*What you have to do*
Reproduce the data below in full and exclude every picture.

Extracted records:
>> BEGIN

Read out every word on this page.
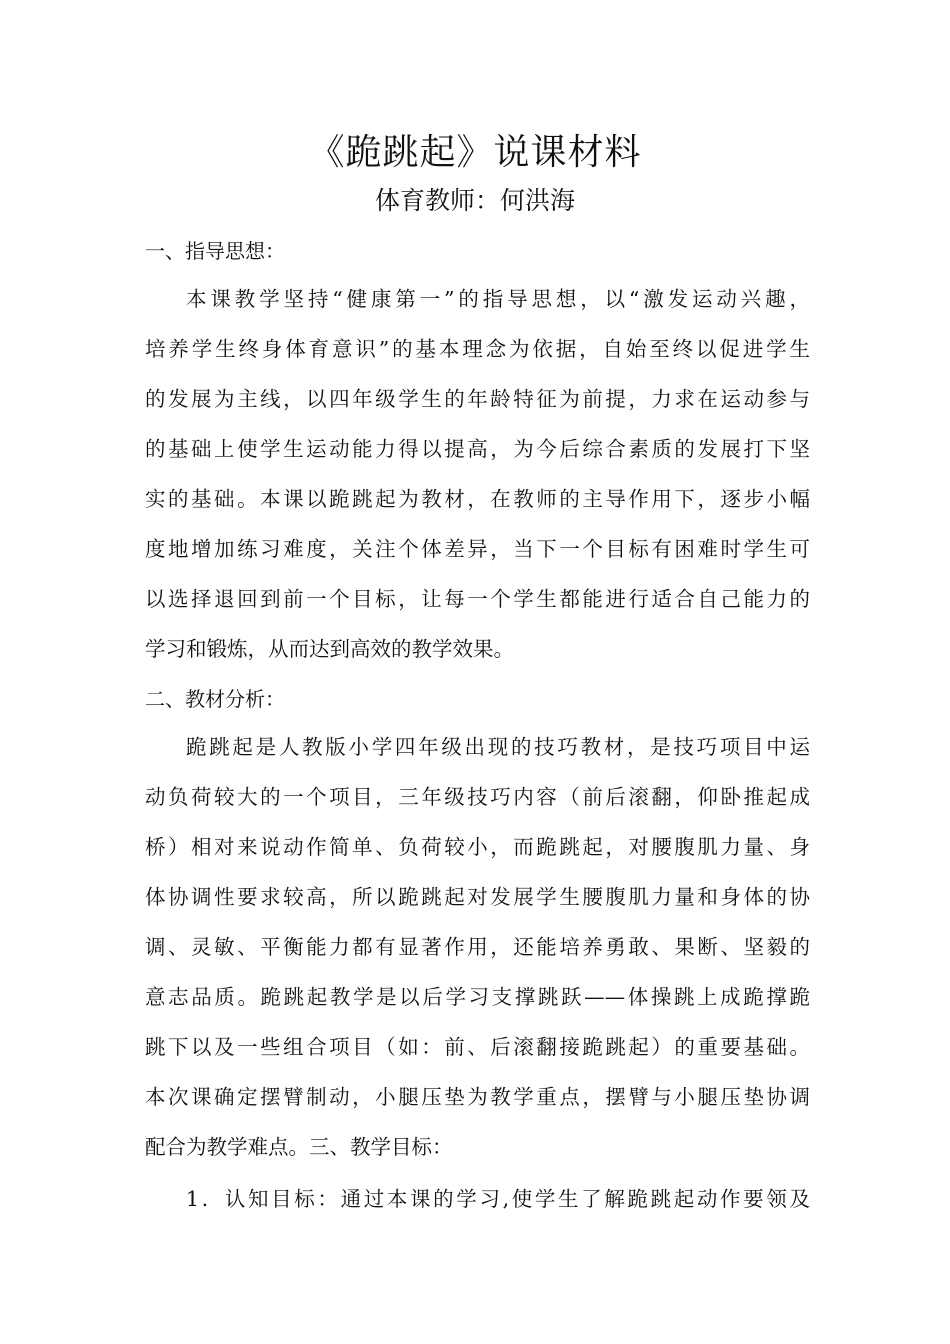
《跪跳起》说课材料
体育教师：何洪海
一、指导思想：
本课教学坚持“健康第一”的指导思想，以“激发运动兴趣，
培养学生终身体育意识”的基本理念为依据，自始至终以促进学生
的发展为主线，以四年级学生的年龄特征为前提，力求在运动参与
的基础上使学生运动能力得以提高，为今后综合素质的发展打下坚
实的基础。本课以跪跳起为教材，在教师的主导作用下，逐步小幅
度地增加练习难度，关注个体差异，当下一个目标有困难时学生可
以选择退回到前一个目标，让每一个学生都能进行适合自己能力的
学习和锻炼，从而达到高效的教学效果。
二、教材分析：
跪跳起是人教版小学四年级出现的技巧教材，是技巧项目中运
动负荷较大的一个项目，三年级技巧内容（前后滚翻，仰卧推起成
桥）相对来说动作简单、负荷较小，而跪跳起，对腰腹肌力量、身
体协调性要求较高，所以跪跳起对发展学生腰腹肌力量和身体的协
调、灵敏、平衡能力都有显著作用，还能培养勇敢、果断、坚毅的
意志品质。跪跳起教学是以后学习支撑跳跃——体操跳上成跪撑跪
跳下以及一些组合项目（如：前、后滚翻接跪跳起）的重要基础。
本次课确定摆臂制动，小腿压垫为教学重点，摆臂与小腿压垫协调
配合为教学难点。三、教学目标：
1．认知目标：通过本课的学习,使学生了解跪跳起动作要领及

>> END

*Result*
Read out every word on this page.
《跪跳起》说课材料
体育教师：何洪海
一、指导思想：
本课教学坚持“健康第一”的指导思想，以“激发运动兴趣，
培养学生终身体育意识”的基本理念为依据，自始至终以促进学生
的发展为主线，以四年级学生的年龄特征为前提，力求在运动参与
的基础上使学生运动能力得以提高，为今后综合素质的发展打下坚
实的基础。本课以跪跳起为教材，在教师的主导作用下，逐步小幅
度地增加练习难度，关注个体差异，当下一个目标有困难时学生可
以选择退回到前一个目标，让每一个学生都能进行适合自己能力的
学习和锻炼，从而达到高效的教学效果。
二、教材分析：
跪跳起是人教版小学四年级出现的技巧教材，是技巧项目中运
动负荷较大的一个项目，三年级技巧内容（前后滚翻，仰卧推起成
桥）相对来说动作简单、负荷较小，而跪跳起，对腰腹肌力量、身
体协调性要求较高，所以跪跳起对发展学生腰腹肌力量和身体的协
调、灵敏、平衡能力都有显著作用，还能培养勇敢、果断、坚毅的
意志品质。跪跳起教学是以后学习支撑跳跃——体操跳上成跪撑跪
跳下以及一些组合项目（如：前、后滚翻接跪跳起）的重要基础。
本次课确定摆臂制动，小腿压垫为教学重点，摆臂与小腿压垫协调
配合为教学难点。三、教学目标：
1．认知目标：通过本课的学习,使学生了解跪跳起动作要领及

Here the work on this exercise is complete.